> WHAT IS NEEDED:
Write each line out exactly, leaving none out.

(Stored data)
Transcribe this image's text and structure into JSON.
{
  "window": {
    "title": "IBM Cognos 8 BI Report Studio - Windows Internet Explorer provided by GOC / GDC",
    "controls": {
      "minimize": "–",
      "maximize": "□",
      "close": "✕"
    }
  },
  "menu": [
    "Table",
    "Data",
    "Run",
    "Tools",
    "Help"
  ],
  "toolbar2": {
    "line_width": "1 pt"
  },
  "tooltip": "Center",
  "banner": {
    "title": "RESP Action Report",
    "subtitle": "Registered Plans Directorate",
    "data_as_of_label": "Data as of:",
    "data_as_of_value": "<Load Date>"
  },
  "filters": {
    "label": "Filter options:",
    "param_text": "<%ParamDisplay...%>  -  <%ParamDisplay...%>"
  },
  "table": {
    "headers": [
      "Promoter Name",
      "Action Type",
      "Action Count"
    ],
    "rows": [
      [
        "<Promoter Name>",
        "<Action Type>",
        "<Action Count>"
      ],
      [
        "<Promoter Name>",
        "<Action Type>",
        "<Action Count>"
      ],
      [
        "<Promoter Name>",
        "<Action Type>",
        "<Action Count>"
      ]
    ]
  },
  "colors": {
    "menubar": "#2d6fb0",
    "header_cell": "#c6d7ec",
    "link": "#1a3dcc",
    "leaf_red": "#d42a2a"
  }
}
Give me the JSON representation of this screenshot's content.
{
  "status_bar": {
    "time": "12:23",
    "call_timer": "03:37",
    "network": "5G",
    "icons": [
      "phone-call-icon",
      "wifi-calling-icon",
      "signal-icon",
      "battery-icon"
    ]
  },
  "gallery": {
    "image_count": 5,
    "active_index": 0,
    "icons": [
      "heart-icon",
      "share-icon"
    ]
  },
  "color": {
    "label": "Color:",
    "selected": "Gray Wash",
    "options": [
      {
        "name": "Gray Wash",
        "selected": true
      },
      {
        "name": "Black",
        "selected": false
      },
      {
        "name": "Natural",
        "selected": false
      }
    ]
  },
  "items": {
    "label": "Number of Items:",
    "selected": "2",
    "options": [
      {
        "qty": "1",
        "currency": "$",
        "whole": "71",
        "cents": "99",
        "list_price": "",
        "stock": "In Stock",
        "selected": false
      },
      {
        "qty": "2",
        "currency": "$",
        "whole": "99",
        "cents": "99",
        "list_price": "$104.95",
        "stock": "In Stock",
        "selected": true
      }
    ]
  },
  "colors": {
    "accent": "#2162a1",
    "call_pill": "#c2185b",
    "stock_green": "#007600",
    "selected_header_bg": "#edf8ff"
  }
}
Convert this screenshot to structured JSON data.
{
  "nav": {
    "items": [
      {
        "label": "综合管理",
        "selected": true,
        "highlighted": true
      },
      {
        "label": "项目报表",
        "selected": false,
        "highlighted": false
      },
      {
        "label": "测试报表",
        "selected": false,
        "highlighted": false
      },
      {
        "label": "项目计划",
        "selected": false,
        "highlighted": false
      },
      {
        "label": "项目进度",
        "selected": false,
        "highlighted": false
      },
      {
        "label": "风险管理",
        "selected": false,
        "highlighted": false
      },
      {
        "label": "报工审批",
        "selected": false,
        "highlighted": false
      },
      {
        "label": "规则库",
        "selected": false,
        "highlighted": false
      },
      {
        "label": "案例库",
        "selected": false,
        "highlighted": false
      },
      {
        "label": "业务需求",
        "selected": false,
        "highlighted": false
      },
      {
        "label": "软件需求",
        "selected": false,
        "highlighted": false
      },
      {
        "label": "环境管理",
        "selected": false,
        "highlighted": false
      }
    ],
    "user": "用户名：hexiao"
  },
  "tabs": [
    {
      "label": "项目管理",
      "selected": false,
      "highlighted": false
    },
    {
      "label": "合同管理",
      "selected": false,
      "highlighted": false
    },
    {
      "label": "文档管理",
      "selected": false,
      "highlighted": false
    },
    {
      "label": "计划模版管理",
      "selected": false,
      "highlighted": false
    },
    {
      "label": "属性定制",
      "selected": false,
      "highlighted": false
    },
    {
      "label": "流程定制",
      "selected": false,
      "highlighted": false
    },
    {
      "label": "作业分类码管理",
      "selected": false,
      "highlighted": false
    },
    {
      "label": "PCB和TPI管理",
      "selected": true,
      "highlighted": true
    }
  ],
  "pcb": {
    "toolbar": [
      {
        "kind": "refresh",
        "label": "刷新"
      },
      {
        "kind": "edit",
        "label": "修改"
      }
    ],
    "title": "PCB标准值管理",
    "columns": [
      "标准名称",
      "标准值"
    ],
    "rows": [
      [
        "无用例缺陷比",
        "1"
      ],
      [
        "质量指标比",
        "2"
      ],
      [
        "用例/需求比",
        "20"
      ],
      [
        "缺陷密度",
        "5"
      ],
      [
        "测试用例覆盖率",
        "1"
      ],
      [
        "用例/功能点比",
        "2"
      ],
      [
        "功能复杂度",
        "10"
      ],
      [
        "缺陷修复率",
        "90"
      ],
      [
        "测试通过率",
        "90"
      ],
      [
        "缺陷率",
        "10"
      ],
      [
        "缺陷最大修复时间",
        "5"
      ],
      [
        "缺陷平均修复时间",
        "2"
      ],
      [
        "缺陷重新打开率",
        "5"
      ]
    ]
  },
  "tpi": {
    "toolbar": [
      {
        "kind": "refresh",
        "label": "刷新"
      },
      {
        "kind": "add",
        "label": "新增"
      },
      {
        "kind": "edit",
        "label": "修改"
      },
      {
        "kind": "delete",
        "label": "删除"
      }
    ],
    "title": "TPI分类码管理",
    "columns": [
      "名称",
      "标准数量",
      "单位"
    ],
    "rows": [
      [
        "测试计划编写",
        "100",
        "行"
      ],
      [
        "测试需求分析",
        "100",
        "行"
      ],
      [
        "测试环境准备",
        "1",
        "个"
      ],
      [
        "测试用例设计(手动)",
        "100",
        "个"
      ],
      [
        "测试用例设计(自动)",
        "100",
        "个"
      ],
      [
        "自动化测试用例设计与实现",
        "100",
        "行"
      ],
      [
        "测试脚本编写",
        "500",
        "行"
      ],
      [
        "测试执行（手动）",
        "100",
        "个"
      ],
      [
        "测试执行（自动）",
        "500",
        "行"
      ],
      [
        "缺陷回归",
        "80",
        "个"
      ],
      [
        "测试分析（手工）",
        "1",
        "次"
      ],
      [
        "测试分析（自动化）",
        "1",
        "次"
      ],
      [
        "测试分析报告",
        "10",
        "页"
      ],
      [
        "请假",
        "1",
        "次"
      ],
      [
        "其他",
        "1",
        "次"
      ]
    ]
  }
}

> PROBLEM SOLUTION:
Transcribe this image's text and structure into JSON.
{
  "window": {
    "title": "IBM Cognos 8 BI Report Studio - Windows Internet Explorer provided by GOC / GDC",
    "controls": {
      "minimize": "–",
      "maximize": "□",
      "close": "✕"
    }
  },
  "menu": [
    "Table",
    "Data",
    "Run",
    "Tools",
    "Help"
  ],
  "toolbar2": {
    "line_width": "1 pt"
  },
  "tooltip": "Center",
  "banner": {
    "title": "RESP Action Report",
    "subtitle": "Registered Plans Directorate",
    "data_as_of_label": "Data as of:",
    "data_as_of_value": "<Load Date>"
  },
  "filters": {
    "label": "Filter options:",
    "param_text": "<%ParamDisplay...%>  -  <%ParamDisplay...%>"
  },
  "table": {
    "headers": [
      "Promoter Name",
      "Action Type",
      "Action Count"
    ],
    "rows": [
      [
        "<Promoter Name>",
        "<Action Type>",
        "<Action Count>"
      ],
      [
        "<Promoter Name>",
        "<Action Type>",
        "<Action Count>"
      ],
      [
        "<Promoter Name>",
        "<Action Type>",
        "<Action Count>"
      ]
    ]
  },
  "colors": {
    "menubar": "#2d6fb0",
    "header_cell": "#c6d7ec",
    "link": "#1a3dcc",
    "leaf_red": "#d42a2a"
  }
}
Give me the JSON representation of this screenshot's content.
{
  "status_bar": {
    "time": "12:23",
    "call_timer": "03:37",
    "network": "5G",
    "icons": [
      "phone-call-icon",
      "wifi-calling-icon",
      "signal-icon",
      "battery-icon"
    ]
  },
  "gallery": {
    "image_count": 5,
    "active_index": 0,
    "icons": [
      "heart-icon",
      "share-icon"
    ]
  },
  "color": {
    "label": "Color:",
    "selected": "Gray Wash",
    "options": [
      {
        "name": "Gray Wash",
        "selected": true
      },
      {
        "name": "Black",
        "selected": false
      },
      {
        "name": "Natural",
        "selected": false
      }
    ]
  },
  "items": {
    "label": "Number of Items:",
    "selected": "2",
    "options": [
      {
        "qty": "1",
        "currency": "$",
        "whole": "71",
        "cents": "99",
        "list_price": "",
        "stock": "In Stock",
        "selected": false
      },
      {
        "qty": "2",
        "currency": "$",
        "whole": "99",
        "cents": "99",
        "list_price": "$104.95",
        "stock": "In Stock",
        "selected": true
      }
    ]
  },
  "colors": {
    "accent": "#2162a1",
    "call_pill": "#c2185b",
    "stock_green": "#007600",
    "selected_header_bg": "#edf8ff"
  }
}
Convert this screenshot to structured JSON data.
{
  "nav": {
    "items": [
      {
        "label": "综合管理",
        "selected": true,
        "highlighted": true
      },
      {
        "label": "项目报表",
        "selected": false,
        "highlighted": false
      },
      {
        "label": "测试报表",
        "selected": false,
        "highlighted": false
      },
      {
        "label": "项目计划",
        "selected": false,
        "highlighted": false
      },
      {
        "label": "项目进度",
        "selected": false,
        "highlighted": false
      },
      {
        "label": "风险管理",
        "selected": false,
        "highlighted": false
      },
      {
        "label": "报工审批",
        "selected": false,
        "highlighted": false
      },
      {
        "label": "规则库",
        "selected": false,
        "highlighted": false
      },
      {
        "label": "案例库",
        "selected": false,
        "highlighted": false
      },
      {
        "label": "业务需求",
        "selected": false,
        "highlighted": false
      },
      {
        "label": "软件需求",
        "selected": false,
        "highlighted": false
      },
      {
        "label": "环境管理",
        "selected": false,
        "highlighted": false
      }
    ],
    "user": "用户名：hexiao"
  },
  "tabs": [
    {
      "label": "项目管理",
      "selected": false,
      "highlighted": false
    },
    {
      "label": "合同管理",
      "selected": false,
      "highlighted": false
    },
    {
      "label": "文档管理",
      "selected": false,
      "highlighted": false
    },
    {
      "label": "计划模版管理",
      "selected": false,
      "highlighted": false
    },
    {
      "label": "属性定制",
      "selected": false,
      "highlighted": false
    },
    {
      "label": "流程定制",
      "selected": false,
      "highlighted": false
    },
    {
      "label": "作业分类码管理",
      "selected": false,
      "highlighted": false
    },
    {
      "label": "PCB和TPI管理",
      "selected": true,
      "highlighted": true
    }
  ],
  "pcb": {
    "toolbar": [
      {
        "kind": "refresh",
        "label": "刷新"
      },
      {
        "kind": "edit",
        "label": "修改"
      }
    ],
    "title": "PCB标准值管理",
    "columns": [
      "标准名称",
      "标准值"
    ],
    "rows": [
      [
        "无用例缺陷比",
        "1"
      ],
      [
        "质量指标比",
        "2"
      ],
      [
        "用例/需求比",
        "20"
      ],
      [
        "缺陷密度",
        "5"
      ],
      [
        "测试用例覆盖率",
        "1"
      ],
      [
        "用例/功能点比",
        "2"
      ],
      [
        "功能复杂度",
        "10"
      ],
      [
        "缺陷修复率",
        "90"
      ],
      [
        "测试通过率",
        "90"
      ],
      [
        "缺陷率",
        "10"
      ],
      [
        "缺陷最大修复时间",
        "5"
      ],
      [
        "缺陷平均修复时间",
        "2"
      ],
      [
        "缺陷重新打开率",
        "5"
      ]
    ]
  },
  "tpi": {
    "toolbar": [
      {
        "kind": "refresh",
        "label": "刷新"
      },
      {
        "kind": "add",
        "label": "新增"
      },
      {
        "kind": "edit",
        "label": "修改"
      },
      {
        "kind": "delete",
        "label": "删除"
      }
    ],
    "title": "TPI分类码管理",
    "columns": [
      "名称",
      "标准数量",
      "单位"
    ],
    "rows": [
      [
        "测试计划编写",
        "100",
        "行"
      ],
      [
        "测试需求分析",
        "100",
        "行"
      ],
      [
        "测试环境准备",
        "1",
        "个"
      ],
      [
        "测试用例设计(手动)",
        "100",
        "个"
      ],
      [
        "测试用例设计(自动)",
        "100",
        "个"
      ],
      [
        "自动化测试用例设计与实现",
        "100",
        "行"
      ],
      [
        "测试脚本编写",
        "500",
        "行"
      ],
      [
        "测试执行（手动）",
        "100",
        "个"
      ],
      [
        "测试执行（自动）",
        "500",
        "行"
      ],
      [
        "缺陷回归",
        "80",
        "个"
      ],
      [
        "测试分析（手工）",
        "1",
        "次"
      ],
      [
        "测试分析（自动化）",
        "1",
        "次"
      ],
      [
        "测试分析报告",
        "10",
        "页"
      ],
      [
        "请假",
        "1",
        "次"
      ],
      [
        "其他",
        "1",
        "次"
      ]
    ]
  }
}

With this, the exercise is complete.